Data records

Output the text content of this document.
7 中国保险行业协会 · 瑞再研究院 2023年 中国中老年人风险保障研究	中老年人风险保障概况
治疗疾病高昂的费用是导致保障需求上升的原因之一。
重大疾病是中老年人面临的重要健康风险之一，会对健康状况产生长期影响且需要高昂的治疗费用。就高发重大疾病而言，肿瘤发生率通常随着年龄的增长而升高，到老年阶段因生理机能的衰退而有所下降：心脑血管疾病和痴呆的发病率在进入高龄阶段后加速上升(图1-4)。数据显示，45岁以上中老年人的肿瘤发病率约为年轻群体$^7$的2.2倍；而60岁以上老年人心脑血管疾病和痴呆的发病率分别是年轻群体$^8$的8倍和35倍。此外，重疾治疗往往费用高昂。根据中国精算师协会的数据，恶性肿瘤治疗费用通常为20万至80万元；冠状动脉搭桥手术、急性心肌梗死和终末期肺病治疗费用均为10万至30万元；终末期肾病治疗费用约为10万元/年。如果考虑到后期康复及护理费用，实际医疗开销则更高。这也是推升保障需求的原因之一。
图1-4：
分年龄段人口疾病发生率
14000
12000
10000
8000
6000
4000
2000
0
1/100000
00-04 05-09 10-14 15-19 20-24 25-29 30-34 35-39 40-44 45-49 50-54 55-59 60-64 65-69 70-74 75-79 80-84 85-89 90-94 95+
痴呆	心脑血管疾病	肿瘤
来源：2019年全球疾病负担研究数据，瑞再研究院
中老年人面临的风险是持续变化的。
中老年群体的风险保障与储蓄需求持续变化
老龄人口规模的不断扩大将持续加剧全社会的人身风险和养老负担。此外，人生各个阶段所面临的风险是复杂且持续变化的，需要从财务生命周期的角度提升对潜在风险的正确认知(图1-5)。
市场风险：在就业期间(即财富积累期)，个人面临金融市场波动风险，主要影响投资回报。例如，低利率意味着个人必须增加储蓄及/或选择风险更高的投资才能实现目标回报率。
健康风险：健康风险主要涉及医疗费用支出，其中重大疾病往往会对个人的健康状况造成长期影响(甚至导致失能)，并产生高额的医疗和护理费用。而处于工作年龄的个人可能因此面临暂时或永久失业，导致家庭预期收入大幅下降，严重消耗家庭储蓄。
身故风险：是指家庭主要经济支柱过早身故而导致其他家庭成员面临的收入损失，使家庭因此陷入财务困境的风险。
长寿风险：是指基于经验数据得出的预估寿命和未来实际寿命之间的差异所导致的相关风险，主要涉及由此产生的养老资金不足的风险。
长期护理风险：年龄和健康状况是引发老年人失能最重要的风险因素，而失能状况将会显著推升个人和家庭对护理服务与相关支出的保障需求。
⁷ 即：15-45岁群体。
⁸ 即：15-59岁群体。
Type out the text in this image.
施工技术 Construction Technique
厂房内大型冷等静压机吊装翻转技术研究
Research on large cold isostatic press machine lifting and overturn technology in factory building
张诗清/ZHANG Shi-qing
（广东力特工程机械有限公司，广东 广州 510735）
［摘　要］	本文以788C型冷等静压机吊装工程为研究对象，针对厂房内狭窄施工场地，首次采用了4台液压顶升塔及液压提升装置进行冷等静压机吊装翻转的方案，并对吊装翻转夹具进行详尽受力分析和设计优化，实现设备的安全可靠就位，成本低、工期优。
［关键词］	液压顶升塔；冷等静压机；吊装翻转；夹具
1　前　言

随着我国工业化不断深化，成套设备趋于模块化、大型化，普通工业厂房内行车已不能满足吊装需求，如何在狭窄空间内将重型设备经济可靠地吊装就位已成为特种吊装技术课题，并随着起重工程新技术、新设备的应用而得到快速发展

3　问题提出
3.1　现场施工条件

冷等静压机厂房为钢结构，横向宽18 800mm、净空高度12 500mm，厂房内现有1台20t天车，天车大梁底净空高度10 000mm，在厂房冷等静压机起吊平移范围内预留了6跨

* Exercise instructions
All of the data needs to be printed once more, exactly.

* Response to this exercise
Output the text content of this document.
7 中国保险行业协会 · 瑞再研究院 2023年 中国中老年人风险保障研究	中老年人风险保障概况
治疗疾病高昂的费用是导致保障需求上升的原因之一。
重大疾病是中老年人面临的重要健康风险之一，会对健康状况产生长期影响且需要高昂的治疗费用。就高发重大疾病而言，肿瘤发生率通常随着年龄的增长而升高，到老年阶段因生理机能的衰退而有所下降：心脑血管疾病和痴呆的发病率在进入高龄阶段后加速上升(图1-4)。数据显示，45岁以上中老年人的肿瘤发病率约为年轻群体$^7$的2.2倍；而60岁以上老年人心脑血管疾病和痴呆的发病率分别是年轻群体$^8$的8倍和35倍。此外，重疾治疗往往费用高昂。根据中国精算师协会的数据，恶性肿瘤治疗费用通常为20万至80万元；冠状动脉搭桥手术、急性心肌梗死和终末期肺病治疗费用均为10万至30万元；终末期肾病治疗费用约为10万元/年。如果考虑到后期康复及护理费用，实际医疗开销则更高。这也是推升保障需求的原因之一。
图1-4：
分年龄段人口疾病发生率
14000
12000
10000
8000
6000
4000
2000
0
1/100000
00-04 05-09 10-14 15-19 20-24 25-29 30-34 35-39 40-44 45-49 50-54 55-59 60-64 65-69 70-74 75-79 80-84 85-89 90-94 95+
痴呆	心脑血管疾病	肿瘤
来源：2019年全球疾病负担研究数据，瑞再研究院
中老年人面临的风险是持续变化的。
中老年群体的风险保障与储蓄需求持续变化
老龄人口规模的不断扩大将持续加剧全社会的人身风险和养老负担。此外，人生各个阶段所面临的风险是复杂且持续变化的，需要从财务生命周期的角度提升对潜在风险的正确认知(图1-5)。
市场风险：在就业期间(即财富积累期)，个人面临金融市场波动风险，主要影响投资回报。例如，低利率意味着个人必须增加储蓄及/或选择风险更高的投资才能实现目标回报率。
健康风险：健康风险主要涉及医疗费用支出，其中重大疾病往往会对个人的健康状况造成长期影响(甚至导致失能)，并产生高额的医疗和护理费用。而处于工作年龄的个人可能因此面临暂时或永久失业，导致家庭预期收入大幅下降，严重消耗家庭储蓄。
身故风险：是指家庭主要经济支柱过早身故而导致其他家庭成员面临的收入损失，使家庭因此陷入财务困境的风险。
长寿风险：是指基于经验数据得出的预估寿命和未来实际寿命之间的差异所导致的相关风险，主要涉及由此产生的养老资金不足的风险。
长期护理风险：年龄和健康状况是引发老年人失能最重要的风险因素，而失能状况将会显著推升个人和家庭对护理服务与相关支出的保障需求。
⁷ 即：15-45岁群体。
⁸ 即：15-59岁群体。
Type out the text in this image.
施工技术 Construction Technique
厂房内大型冷等静压机吊装翻转技术研究
Research on large cold isostatic press machine lifting and overturn technology in factory building
张诗清/ZHANG Shi-qing
（广东力特工程机械有限公司，广东 广州 510735）
［摘　要］	本文以788C型冷等静压机吊装工程为研究对象，针对厂房内狭窄施工场地，首次采用了4台液压顶升塔及液压提升装置进行冷等静压机吊装翻转的方案，并对吊装翻转夹具进行详尽受力分析和设计优化，实现设备的安全可靠就位，成本低、工期优。
［关键词］	液压顶升塔；冷等静压机；吊装翻转；夹具
1　前　言

随着我国工业化不断深化，成套设备趋于模块化、大型化，普通工业厂房内行车已不能满足吊装需求，如何在狭窄空间内将重型设备经济可靠地吊装就位已成为特种吊装技术课题，并随着起重工程新技术、新设备的应用而得到快速发展

3　问题提出
3.1　现场施工条件

冷等静压机厂房为钢结构，横向宽18 800mm、净空高度12 500mm，厂房内现有1台20t天车，天车大梁底净空高度10 000mm，在厂房冷等静压机起吊平移范围内预留了6跨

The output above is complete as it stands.